#### AVAILABLE RECORDS ####

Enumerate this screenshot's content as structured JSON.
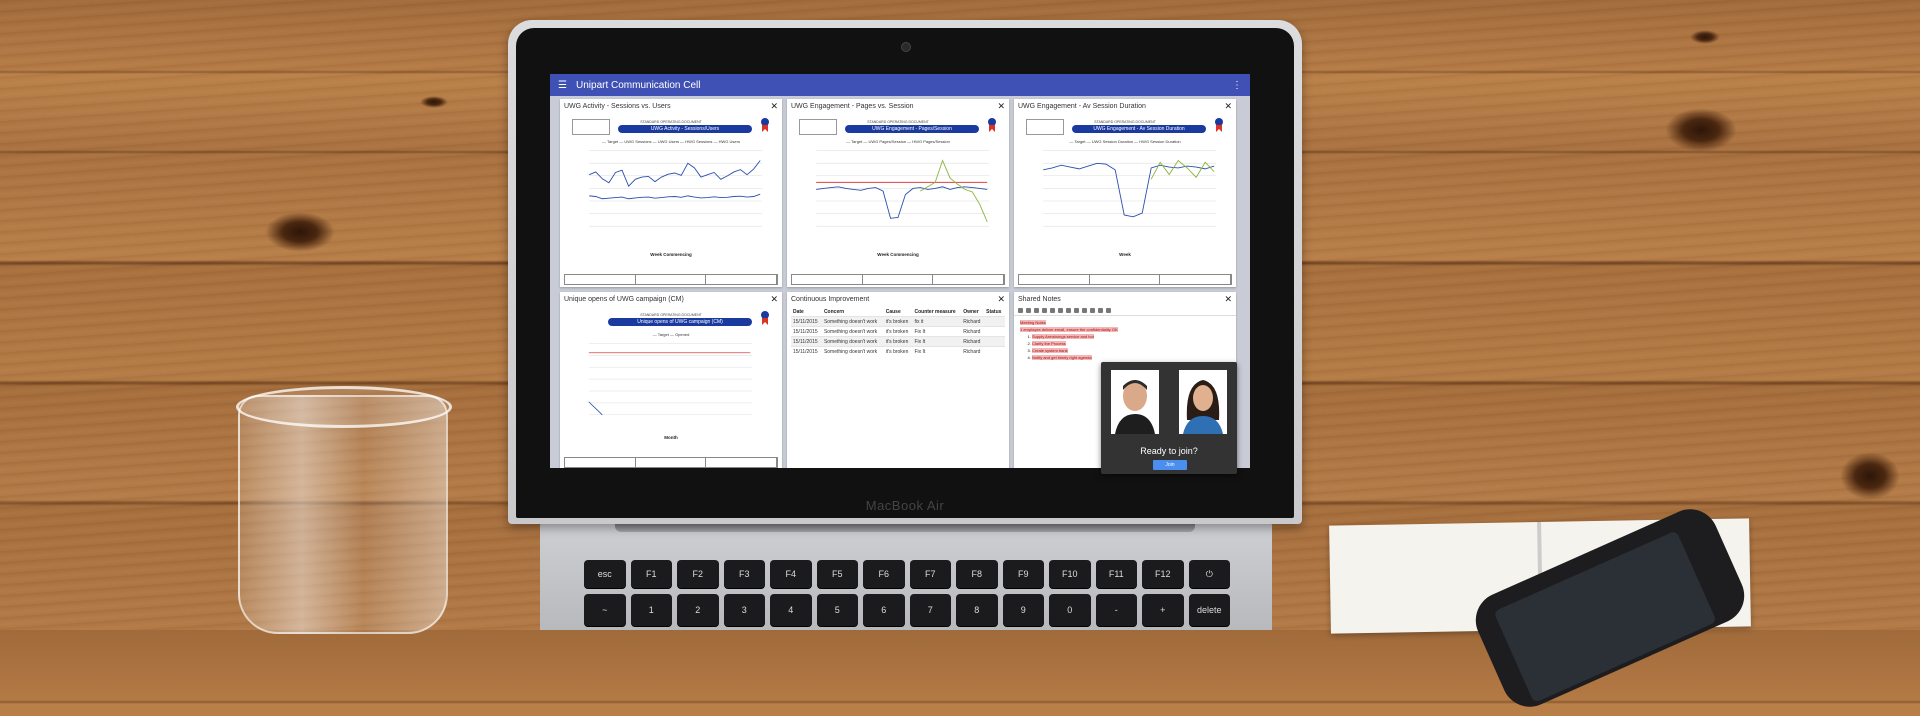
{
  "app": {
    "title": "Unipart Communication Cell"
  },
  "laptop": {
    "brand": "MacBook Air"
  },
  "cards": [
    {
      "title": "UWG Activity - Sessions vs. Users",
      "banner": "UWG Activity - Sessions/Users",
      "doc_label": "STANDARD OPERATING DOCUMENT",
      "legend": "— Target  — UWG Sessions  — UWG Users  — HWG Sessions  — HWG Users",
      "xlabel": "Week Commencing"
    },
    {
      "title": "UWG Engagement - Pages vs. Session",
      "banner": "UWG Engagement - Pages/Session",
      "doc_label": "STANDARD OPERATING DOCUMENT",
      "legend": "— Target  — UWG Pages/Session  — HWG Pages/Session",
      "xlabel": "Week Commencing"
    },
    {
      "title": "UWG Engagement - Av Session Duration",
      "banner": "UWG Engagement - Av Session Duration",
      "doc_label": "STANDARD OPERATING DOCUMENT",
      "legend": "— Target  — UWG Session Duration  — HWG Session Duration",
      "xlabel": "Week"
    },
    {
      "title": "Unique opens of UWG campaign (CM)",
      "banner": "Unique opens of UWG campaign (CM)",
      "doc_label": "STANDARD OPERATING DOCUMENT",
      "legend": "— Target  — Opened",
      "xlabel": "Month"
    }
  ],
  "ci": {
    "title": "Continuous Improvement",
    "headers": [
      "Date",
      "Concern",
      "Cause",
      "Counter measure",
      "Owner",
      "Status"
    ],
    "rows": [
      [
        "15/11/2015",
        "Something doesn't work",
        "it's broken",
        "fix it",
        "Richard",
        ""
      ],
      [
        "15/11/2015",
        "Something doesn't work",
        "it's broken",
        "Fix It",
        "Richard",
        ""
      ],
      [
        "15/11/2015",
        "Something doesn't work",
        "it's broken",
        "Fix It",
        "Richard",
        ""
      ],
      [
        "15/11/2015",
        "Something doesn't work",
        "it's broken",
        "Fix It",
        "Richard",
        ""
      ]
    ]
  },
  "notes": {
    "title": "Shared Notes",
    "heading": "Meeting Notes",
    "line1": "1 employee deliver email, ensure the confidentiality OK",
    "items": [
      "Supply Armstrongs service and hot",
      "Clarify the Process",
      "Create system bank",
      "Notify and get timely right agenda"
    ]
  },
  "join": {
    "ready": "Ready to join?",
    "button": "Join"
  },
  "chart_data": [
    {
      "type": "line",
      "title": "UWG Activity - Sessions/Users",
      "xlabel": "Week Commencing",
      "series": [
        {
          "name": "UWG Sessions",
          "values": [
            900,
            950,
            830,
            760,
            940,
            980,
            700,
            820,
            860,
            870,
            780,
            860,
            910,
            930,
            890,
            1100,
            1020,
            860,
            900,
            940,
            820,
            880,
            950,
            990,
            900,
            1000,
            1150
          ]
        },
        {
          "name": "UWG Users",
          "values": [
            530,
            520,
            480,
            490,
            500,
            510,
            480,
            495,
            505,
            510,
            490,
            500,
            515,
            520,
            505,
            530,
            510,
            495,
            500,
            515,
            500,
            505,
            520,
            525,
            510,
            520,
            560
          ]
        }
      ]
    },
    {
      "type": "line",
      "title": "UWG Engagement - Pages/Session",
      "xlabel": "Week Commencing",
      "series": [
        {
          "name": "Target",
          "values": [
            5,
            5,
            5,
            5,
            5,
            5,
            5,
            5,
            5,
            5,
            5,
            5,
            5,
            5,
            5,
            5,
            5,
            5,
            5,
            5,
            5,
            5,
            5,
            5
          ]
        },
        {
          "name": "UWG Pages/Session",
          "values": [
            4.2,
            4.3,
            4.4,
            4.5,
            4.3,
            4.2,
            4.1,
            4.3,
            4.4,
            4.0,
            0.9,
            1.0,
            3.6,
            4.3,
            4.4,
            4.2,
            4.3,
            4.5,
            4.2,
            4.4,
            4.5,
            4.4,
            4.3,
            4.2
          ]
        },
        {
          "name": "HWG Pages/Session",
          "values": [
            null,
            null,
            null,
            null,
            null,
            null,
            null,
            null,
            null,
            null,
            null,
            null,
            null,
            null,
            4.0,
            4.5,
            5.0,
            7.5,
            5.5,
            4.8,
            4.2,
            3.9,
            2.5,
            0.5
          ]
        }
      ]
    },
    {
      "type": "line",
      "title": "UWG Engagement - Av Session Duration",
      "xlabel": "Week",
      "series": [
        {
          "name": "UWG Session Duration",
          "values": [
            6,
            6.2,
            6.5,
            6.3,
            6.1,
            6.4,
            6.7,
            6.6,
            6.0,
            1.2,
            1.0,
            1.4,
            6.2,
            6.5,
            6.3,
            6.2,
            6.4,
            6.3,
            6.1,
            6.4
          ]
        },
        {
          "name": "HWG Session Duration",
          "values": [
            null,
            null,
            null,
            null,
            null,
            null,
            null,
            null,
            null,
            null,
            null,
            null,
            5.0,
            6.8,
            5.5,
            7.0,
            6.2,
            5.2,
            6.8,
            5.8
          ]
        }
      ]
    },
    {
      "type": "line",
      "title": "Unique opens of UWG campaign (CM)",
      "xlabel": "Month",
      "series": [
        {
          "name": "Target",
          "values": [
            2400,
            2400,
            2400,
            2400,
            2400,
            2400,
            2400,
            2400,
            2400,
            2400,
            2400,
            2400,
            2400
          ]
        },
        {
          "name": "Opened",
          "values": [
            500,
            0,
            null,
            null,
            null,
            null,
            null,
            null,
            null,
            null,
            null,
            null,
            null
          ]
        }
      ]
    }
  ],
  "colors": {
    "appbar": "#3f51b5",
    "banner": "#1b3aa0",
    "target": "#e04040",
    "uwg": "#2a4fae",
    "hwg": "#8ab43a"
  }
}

####
#### AVAILABLE RECORDS ####

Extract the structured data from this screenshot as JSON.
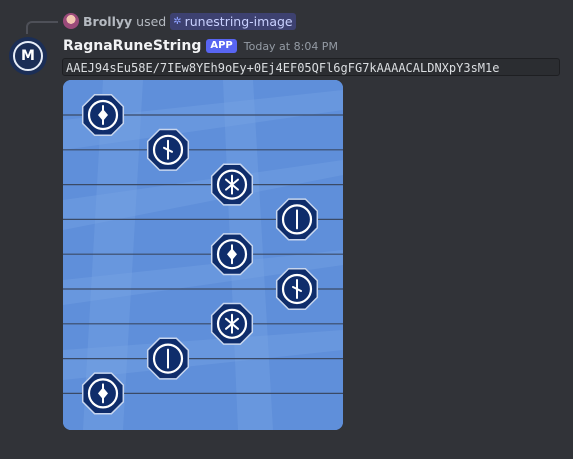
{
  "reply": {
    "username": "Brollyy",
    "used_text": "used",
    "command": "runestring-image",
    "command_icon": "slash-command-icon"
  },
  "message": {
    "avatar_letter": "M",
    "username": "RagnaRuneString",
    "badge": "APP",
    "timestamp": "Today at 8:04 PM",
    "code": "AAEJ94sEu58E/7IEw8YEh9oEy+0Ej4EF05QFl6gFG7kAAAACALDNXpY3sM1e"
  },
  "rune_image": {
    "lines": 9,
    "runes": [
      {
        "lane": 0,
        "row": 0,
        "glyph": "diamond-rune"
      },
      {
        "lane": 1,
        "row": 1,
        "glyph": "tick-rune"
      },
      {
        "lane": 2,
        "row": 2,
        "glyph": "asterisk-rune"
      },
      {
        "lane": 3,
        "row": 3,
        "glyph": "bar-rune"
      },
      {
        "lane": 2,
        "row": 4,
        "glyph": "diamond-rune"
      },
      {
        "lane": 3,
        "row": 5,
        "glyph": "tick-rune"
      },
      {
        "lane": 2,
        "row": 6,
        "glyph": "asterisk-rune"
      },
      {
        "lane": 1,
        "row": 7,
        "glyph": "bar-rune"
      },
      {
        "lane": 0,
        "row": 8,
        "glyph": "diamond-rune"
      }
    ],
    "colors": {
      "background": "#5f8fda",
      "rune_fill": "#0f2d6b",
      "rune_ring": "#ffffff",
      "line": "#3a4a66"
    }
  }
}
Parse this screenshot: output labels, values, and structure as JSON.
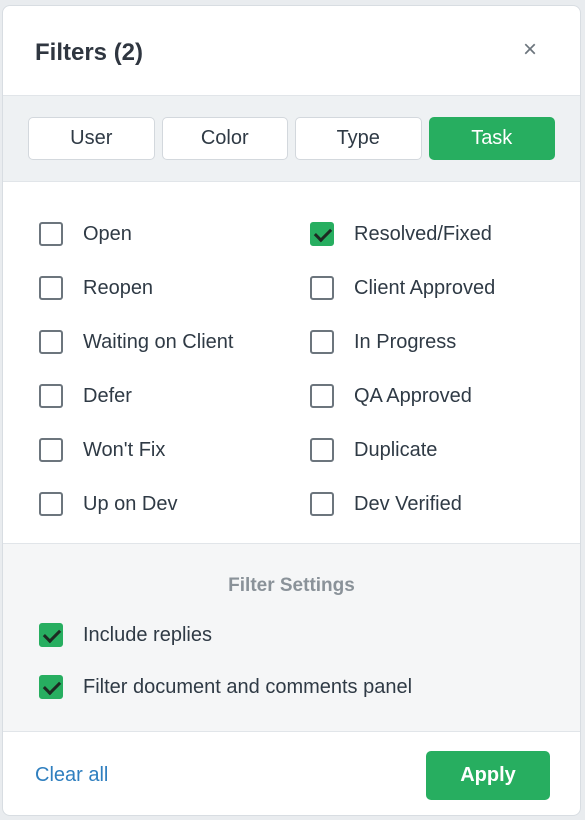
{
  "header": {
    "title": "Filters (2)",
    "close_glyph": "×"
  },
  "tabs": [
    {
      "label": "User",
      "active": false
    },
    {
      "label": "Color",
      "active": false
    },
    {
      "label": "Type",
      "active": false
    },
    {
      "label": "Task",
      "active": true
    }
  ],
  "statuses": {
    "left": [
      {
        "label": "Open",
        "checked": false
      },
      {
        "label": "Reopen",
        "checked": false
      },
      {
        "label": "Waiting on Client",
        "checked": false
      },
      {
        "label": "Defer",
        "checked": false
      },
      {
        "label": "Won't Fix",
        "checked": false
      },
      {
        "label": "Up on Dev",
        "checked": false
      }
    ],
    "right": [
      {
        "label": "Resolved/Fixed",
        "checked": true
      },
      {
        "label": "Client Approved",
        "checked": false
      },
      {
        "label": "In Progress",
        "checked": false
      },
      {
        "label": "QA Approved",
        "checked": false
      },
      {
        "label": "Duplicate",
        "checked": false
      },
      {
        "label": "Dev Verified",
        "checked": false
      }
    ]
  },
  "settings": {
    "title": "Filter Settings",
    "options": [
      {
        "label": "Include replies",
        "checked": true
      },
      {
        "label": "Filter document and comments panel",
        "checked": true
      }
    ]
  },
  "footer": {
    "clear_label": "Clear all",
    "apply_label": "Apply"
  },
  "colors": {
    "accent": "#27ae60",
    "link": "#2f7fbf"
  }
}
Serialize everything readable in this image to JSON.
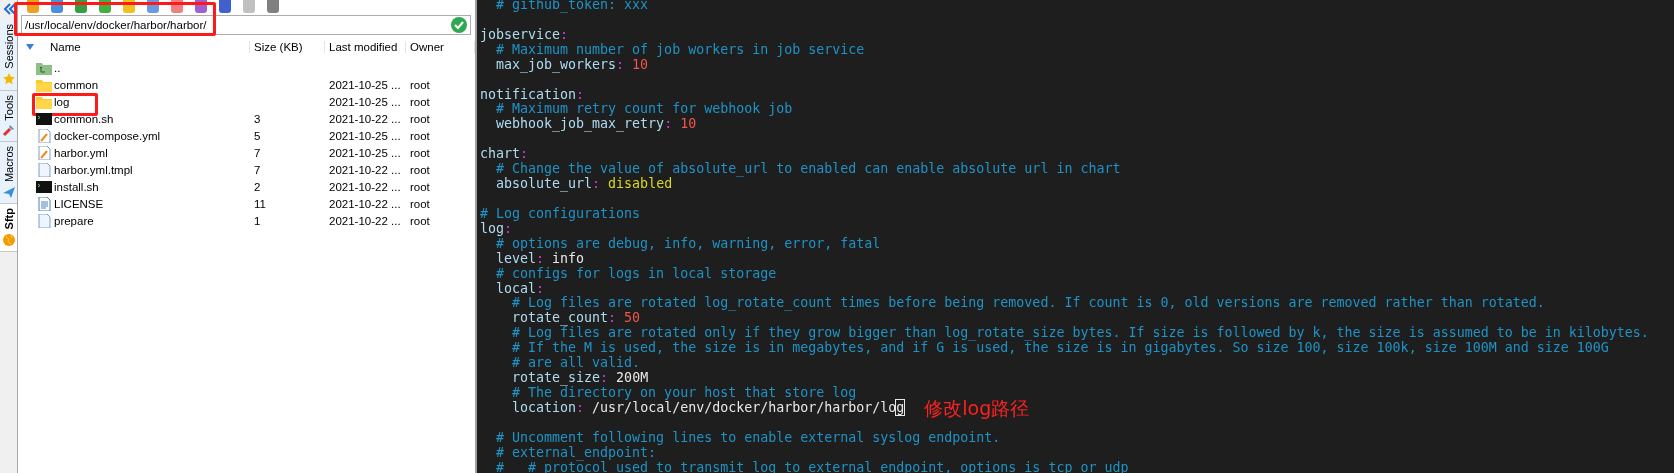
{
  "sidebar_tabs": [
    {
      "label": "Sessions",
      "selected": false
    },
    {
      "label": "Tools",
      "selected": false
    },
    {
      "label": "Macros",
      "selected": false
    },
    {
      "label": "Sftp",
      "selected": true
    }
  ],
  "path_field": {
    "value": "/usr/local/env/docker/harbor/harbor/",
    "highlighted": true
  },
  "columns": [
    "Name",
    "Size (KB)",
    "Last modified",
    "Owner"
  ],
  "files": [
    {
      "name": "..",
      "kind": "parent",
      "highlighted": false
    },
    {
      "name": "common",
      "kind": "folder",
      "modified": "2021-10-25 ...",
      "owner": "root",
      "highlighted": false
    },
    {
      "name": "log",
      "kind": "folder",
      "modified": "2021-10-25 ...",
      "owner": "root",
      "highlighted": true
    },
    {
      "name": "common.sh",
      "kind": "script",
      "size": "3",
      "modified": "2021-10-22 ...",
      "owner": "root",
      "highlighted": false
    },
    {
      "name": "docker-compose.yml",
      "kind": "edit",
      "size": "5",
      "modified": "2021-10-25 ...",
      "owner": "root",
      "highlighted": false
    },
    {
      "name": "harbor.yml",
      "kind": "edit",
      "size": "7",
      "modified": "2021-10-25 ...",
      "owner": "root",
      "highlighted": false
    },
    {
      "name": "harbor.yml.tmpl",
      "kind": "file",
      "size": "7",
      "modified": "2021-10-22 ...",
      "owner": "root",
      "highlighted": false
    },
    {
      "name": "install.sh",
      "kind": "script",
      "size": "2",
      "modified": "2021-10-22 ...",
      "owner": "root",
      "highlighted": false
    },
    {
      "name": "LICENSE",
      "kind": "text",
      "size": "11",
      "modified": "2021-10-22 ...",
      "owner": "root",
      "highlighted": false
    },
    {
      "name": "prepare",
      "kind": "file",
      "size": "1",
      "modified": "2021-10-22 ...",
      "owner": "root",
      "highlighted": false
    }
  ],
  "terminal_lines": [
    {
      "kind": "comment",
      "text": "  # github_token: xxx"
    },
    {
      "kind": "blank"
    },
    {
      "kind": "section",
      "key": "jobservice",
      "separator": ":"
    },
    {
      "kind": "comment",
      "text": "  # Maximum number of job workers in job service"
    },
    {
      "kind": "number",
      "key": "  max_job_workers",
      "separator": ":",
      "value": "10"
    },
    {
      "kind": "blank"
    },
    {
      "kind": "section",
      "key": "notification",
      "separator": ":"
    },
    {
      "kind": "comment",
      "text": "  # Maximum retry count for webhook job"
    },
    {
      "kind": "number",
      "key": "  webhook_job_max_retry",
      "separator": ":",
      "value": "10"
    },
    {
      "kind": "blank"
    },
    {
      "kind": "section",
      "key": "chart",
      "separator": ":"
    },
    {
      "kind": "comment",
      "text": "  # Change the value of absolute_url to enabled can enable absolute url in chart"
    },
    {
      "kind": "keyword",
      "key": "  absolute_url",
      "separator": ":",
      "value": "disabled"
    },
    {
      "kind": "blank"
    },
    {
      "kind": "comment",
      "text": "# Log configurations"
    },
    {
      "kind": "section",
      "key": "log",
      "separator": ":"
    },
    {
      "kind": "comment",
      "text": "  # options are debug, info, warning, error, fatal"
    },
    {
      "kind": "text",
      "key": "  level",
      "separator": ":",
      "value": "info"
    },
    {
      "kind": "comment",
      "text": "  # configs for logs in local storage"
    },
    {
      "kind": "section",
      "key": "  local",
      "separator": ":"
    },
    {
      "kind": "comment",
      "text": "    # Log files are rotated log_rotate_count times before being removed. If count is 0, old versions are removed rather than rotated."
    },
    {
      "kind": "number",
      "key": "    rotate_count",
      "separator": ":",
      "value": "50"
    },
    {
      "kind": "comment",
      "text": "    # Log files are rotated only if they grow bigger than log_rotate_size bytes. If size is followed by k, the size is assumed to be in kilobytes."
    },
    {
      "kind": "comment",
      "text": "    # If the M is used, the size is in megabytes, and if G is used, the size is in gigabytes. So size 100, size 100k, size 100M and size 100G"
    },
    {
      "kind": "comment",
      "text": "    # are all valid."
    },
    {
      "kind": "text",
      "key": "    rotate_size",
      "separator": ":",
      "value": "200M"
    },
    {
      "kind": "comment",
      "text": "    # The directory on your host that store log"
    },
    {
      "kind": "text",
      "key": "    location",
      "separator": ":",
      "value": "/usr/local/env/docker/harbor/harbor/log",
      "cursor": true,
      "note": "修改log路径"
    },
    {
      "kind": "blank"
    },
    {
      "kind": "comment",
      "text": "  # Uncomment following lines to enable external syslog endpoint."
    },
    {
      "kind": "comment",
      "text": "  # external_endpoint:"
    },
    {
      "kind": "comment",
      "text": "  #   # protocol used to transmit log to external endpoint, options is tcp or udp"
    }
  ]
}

####

* _WHAT TO WORK ON_
Go through the records above and copy every line with the word "legend".

* _SOLUTION TO THE EXERCISE_
      "legend": "— Target  — UWG Sessions  — UWG Users  — HWG Sessions  — HWG Users",
      "legend": "— Target  — UWG Pages/Session  — HWG Pages/Session",
      "legend": "— Target  — UWG Session Duration  — HWG Session Duration",
      "legend": "— Target  — Opened",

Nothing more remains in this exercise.